Collection entries
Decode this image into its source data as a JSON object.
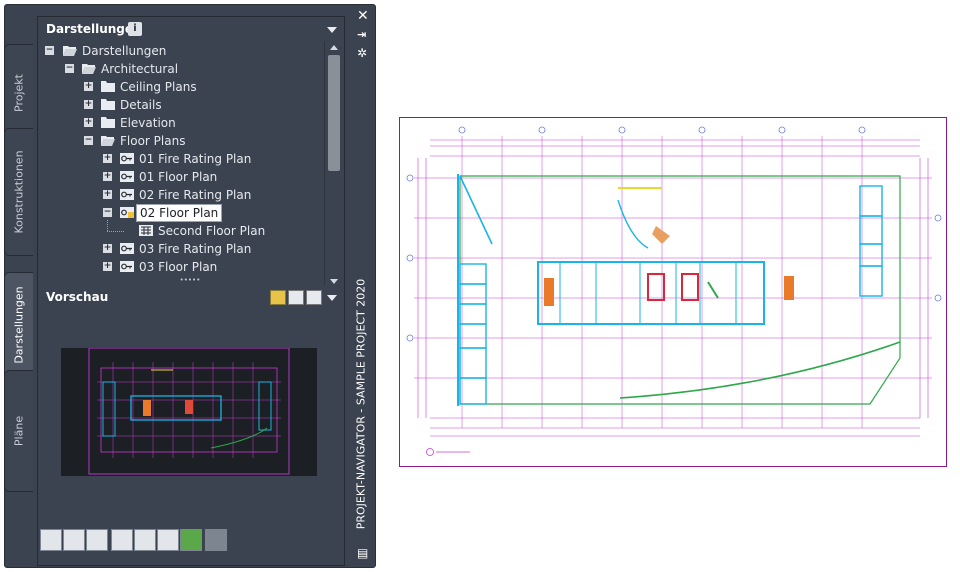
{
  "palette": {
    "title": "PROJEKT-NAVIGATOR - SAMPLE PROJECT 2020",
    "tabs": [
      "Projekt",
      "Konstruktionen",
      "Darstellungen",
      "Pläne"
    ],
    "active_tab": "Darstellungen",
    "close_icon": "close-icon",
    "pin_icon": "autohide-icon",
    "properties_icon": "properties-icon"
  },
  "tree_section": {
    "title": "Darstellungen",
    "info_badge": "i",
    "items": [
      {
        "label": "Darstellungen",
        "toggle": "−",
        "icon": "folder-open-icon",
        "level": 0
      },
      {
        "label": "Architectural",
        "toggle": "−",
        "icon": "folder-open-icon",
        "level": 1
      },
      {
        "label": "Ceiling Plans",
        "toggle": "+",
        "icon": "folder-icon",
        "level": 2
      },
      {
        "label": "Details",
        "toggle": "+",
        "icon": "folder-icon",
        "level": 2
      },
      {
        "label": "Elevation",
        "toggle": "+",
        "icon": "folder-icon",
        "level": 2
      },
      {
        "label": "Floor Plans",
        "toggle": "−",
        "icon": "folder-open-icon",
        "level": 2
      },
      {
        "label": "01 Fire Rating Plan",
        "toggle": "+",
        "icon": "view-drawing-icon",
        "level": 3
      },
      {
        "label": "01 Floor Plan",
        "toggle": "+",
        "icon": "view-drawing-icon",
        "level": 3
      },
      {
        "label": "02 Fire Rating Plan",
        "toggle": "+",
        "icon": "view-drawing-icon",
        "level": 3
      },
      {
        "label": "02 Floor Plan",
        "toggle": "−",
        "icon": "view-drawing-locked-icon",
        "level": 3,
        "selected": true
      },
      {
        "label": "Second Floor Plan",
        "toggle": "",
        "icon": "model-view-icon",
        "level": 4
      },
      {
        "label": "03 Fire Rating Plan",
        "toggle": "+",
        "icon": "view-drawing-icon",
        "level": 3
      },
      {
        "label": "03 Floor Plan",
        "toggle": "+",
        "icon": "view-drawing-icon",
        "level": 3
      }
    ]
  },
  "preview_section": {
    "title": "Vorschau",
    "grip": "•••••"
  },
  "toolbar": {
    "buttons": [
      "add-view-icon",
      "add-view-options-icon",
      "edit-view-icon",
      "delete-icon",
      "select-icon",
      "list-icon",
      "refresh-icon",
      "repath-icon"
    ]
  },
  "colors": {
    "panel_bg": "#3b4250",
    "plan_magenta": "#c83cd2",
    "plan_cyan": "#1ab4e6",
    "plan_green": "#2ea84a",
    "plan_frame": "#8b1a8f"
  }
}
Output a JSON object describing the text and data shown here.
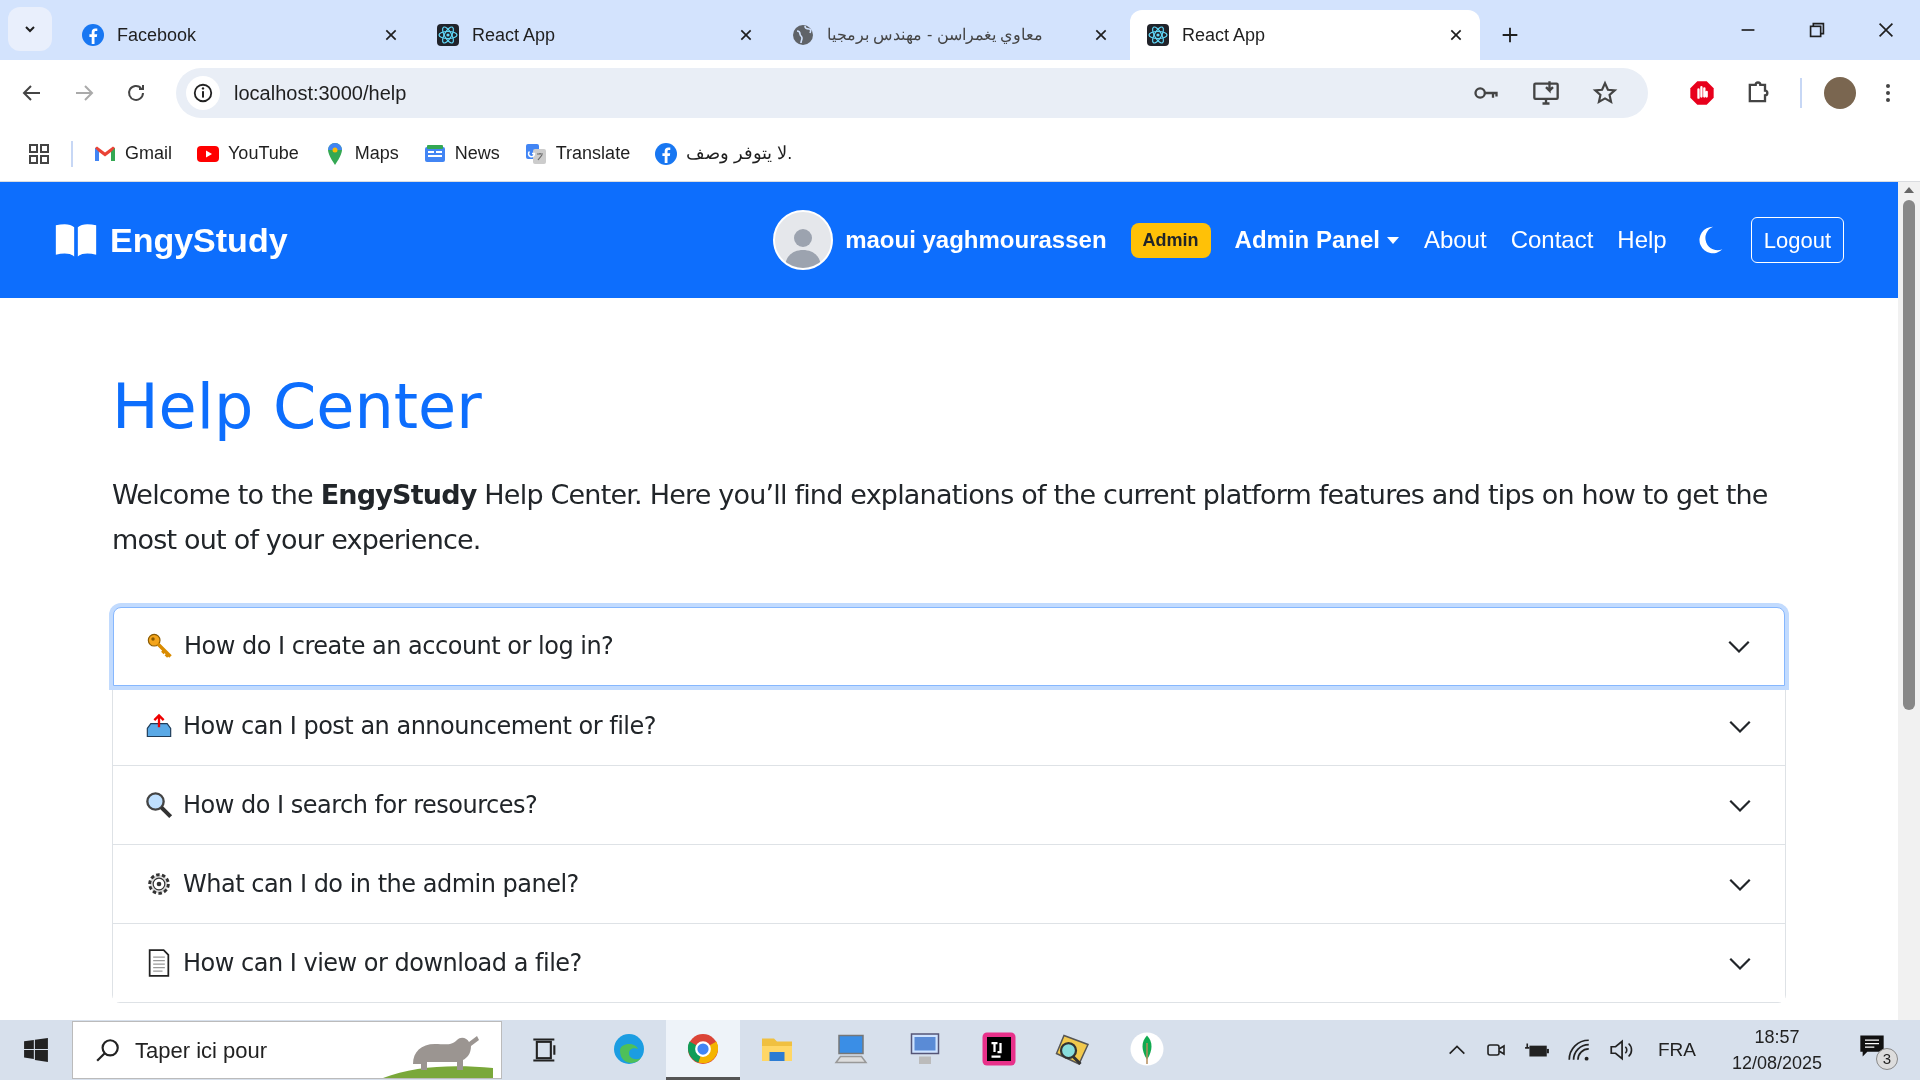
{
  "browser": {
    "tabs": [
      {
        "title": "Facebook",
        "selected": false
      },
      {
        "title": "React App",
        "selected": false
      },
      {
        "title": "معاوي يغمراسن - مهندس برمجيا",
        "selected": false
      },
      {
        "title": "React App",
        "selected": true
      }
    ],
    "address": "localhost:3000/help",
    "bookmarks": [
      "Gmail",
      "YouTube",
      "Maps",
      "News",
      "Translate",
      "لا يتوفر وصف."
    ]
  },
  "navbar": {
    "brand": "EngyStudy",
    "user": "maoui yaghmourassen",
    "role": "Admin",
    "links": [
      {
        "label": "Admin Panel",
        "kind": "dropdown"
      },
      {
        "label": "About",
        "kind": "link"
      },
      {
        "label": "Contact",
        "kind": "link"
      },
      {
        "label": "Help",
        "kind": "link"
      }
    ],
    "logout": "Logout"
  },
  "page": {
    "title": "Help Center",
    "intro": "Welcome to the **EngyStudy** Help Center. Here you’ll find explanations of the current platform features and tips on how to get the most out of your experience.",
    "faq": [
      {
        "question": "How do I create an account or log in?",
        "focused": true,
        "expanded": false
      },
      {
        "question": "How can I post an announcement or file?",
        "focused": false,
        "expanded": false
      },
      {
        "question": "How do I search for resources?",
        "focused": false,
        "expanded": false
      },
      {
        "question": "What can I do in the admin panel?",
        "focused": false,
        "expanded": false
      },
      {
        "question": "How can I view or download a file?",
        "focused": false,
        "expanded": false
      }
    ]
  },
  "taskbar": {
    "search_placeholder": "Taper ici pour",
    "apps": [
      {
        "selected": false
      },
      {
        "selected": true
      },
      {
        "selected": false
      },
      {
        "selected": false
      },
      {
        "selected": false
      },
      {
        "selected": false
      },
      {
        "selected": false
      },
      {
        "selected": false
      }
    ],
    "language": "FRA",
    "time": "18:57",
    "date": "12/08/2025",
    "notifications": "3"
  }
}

Task brief
In the records above, tally the lines where the word "file" appears, and give the number and nothing else.

Written reply
2